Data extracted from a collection
▬▬▬

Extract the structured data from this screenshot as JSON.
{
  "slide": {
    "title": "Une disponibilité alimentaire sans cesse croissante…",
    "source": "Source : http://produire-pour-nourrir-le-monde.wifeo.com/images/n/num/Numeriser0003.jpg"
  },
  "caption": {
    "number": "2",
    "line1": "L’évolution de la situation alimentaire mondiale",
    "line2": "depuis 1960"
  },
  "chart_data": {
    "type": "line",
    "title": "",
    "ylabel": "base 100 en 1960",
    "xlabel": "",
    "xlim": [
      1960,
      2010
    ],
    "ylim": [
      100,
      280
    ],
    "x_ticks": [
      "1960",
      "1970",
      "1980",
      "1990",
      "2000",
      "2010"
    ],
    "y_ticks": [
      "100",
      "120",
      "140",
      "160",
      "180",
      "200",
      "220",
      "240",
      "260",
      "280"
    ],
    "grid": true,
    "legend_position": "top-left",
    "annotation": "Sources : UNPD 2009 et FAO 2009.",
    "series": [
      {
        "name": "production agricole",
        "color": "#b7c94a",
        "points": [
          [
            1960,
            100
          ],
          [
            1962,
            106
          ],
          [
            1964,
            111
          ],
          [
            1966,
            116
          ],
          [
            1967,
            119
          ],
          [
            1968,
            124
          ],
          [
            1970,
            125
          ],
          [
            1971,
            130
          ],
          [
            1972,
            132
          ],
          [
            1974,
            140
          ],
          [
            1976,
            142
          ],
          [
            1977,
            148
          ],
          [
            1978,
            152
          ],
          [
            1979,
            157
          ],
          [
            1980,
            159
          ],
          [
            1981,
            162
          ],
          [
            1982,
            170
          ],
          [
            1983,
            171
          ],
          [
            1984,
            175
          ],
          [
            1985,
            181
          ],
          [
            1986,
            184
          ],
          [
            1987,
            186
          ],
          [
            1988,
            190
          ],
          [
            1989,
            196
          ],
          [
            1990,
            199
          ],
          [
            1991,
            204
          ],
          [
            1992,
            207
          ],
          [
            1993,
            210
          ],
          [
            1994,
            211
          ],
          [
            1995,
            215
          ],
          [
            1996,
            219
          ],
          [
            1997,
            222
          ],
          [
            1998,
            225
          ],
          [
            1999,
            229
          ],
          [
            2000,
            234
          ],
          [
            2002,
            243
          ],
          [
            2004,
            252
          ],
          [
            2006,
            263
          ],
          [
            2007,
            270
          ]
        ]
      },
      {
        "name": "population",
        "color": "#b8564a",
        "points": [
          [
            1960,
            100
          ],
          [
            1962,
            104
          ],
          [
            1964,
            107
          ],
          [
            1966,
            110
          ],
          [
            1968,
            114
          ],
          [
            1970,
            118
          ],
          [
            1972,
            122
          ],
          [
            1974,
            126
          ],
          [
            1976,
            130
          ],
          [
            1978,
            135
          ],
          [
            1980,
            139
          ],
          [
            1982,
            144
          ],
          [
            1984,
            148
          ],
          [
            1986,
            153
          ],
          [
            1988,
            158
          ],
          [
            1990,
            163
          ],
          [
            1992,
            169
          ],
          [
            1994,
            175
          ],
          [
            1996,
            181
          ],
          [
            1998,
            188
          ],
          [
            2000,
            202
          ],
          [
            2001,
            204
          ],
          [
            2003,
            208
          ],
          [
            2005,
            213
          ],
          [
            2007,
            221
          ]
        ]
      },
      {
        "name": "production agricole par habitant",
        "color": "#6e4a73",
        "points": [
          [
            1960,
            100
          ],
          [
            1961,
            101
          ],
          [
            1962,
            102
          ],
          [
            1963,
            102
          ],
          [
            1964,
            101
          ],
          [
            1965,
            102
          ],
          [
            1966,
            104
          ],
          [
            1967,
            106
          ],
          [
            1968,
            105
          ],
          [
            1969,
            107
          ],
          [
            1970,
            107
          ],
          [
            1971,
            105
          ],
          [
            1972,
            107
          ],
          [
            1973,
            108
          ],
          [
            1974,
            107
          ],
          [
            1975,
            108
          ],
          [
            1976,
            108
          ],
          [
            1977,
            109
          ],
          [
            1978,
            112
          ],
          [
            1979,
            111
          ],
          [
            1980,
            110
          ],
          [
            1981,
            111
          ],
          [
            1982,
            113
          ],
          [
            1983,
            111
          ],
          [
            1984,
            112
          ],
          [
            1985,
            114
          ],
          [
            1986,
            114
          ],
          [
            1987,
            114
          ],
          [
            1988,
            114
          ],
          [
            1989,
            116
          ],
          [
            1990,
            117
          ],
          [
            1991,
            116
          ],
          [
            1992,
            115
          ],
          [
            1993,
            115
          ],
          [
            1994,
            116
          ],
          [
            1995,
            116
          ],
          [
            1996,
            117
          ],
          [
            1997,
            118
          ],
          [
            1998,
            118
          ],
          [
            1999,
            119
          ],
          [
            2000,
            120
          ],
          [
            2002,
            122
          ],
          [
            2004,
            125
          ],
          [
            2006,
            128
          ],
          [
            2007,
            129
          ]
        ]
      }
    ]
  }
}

▬▬▬

→ **Exercise prompt**: Your task is to repeat each line of the material exactly.

→ **Worked answer**:
Extract the structured data from this screenshot as JSON.
{
  "slide": {
    "title": "Une disponibilité alimentaire sans cesse croissante…",
    "source": "Source : http://produire-pour-nourrir-le-monde.wifeo.com/images/n/num/Numeriser0003.jpg"
  },
  "caption": {
    "number": "2",
    "line1": "L’évolution de la situation alimentaire mondiale",
    "line2": "depuis 1960"
  },
  "chart_data": {
    "type": "line",
    "title": "",
    "ylabel": "base 100 en 1960",
    "xlabel": "",
    "xlim": [
      1960,
      2010
    ],
    "ylim": [
      100,
      280
    ],
    "x_ticks": [
      "1960",
      "1970",
      "1980",
      "1990",
      "2000",
      "2010"
    ],
    "y_ticks": [
      "100",
      "120",
      "140",
      "160",
      "180",
      "200",
      "220",
      "240",
      "260",
      "280"
    ],
    "grid": true,
    "legend_position": "top-left",
    "annotation": "Sources : UNPD 2009 et FAO 2009.",
    "series": [
      {
        "name": "production agricole",
        "color": "#b7c94a",
        "points": [
          [
            1960,
            100
          ],
          [
            1962,
            106
          ],
          [
            1964,
            111
          ],
          [
            1966,
            116
          ],
          [
            1967,
            119
          ],
          [
            1968,
            124
          ],
          [
            1970,
            125
          ],
          [
            1971,
            130
          ],
          [
            1972,
            132
          ],
          [
            1974,
            140
          ],
          [
            1976,
            142
          ],
          [
            1977,
            148
          ],
          [
            1978,
            152
          ],
          [
            1979,
            157
          ],
          [
            1980,
            159
          ],
          [
            1981,
            162
          ],
          [
            1982,
            170
          ],
          [
            1983,
            171
          ],
          [
            1984,
            175
          ],
          [
            1985,
            181
          ],
          [
            1986,
            184
          ],
          [
            1987,
            186
          ],
          [
            1988,
            190
          ],
          [
            1989,
            196
          ],
          [
            1990,
            199
          ],
          [
            1991,
            204
          ],
          [
            1992,
            207
          ],
          [
            1993,
            210
          ],
          [
            1994,
            211
          ],
          [
            1995,
            215
          ],
          [
            1996,
            219
          ],
          [
            1997,
            222
          ],
          [
            1998,
            225
          ],
          [
            1999,
            229
          ],
          [
            2000,
            234
          ],
          [
            2002,
            243
          ],
          [
            2004,
            252
          ],
          [
            2006,
            263
          ],
          [
            2007,
            270
          ]
        ]
      },
      {
        "name": "population",
        "color": "#b8564a",
        "points": [
          [
            1960,
            100
          ],
          [
            1962,
            104
          ],
          [
            1964,
            107
          ],
          [
            1966,
            110
          ],
          [
            1968,
            114
          ],
          [
            1970,
            118
          ],
          [
            1972,
            122
          ],
          [
            1974,
            126
          ],
          [
            1976,
            130
          ],
          [
            1978,
            135
          ],
          [
            1980,
            139
          ],
          [
            1982,
            144
          ],
          [
            1984,
            148
          ],
          [
            1986,
            153
          ],
          [
            1988,
            158
          ],
          [
            1990,
            163
          ],
          [
            1992,
            169
          ],
          [
            1994,
            175
          ],
          [
            1996,
            181
          ],
          [
            1998,
            188
          ],
          [
            2000,
            202
          ],
          [
            2001,
            204
          ],
          [
            2003,
            208
          ],
          [
            2005,
            213
          ],
          [
            2007,
            221
          ]
        ]
      },
      {
        "name": "production agricole par habitant",
        "color": "#6e4a73",
        "points": [
          [
            1960,
            100
          ],
          [
            1961,
            101
          ],
          [
            1962,
            102
          ],
          [
            1963,
            102
          ],
          [
            1964,
            101
          ],
          [
            1965,
            102
          ],
          [
            1966,
            104
          ],
          [
            1967,
            106
          ],
          [
            1968,
            105
          ],
          [
            1969,
            107
          ],
          [
            1970,
            107
          ],
          [
            1971,
            105
          ],
          [
            1972,
            107
          ],
          [
            1973,
            108
          ],
          [
            1974,
            107
          ],
          [
            1975,
            108
          ],
          [
            1976,
            108
          ],
          [
            1977,
            109
          ],
          [
            1978,
            112
          ],
          [
            1979,
            111
          ],
          [
            1980,
            110
          ],
          [
            1981,
            111
          ],
          [
            1982,
            113
          ],
          [
            1983,
            111
          ],
          [
            1984,
            112
          ],
          [
            1985,
            114
          ],
          [
            1986,
            114
          ],
          [
            1987,
            114
          ],
          [
            1988,
            114
          ],
          [
            1989,
            116
          ],
          [
            1990,
            117
          ],
          [
            1991,
            116
          ],
          [
            1992,
            115
          ],
          [
            1993,
            115
          ],
          [
            1994,
            116
          ],
          [
            1995,
            116
          ],
          [
            1996,
            117
          ],
          [
            1997,
            118
          ],
          [
            1998,
            118
          ],
          [
            1999,
            119
          ],
          [
            2000,
            120
          ],
          [
            2002,
            122
          ],
          [
            2004,
            125
          ],
          [
            2006,
            128
          ],
          [
            2007,
            129
          ]
        ]
      }
    ]
  }
}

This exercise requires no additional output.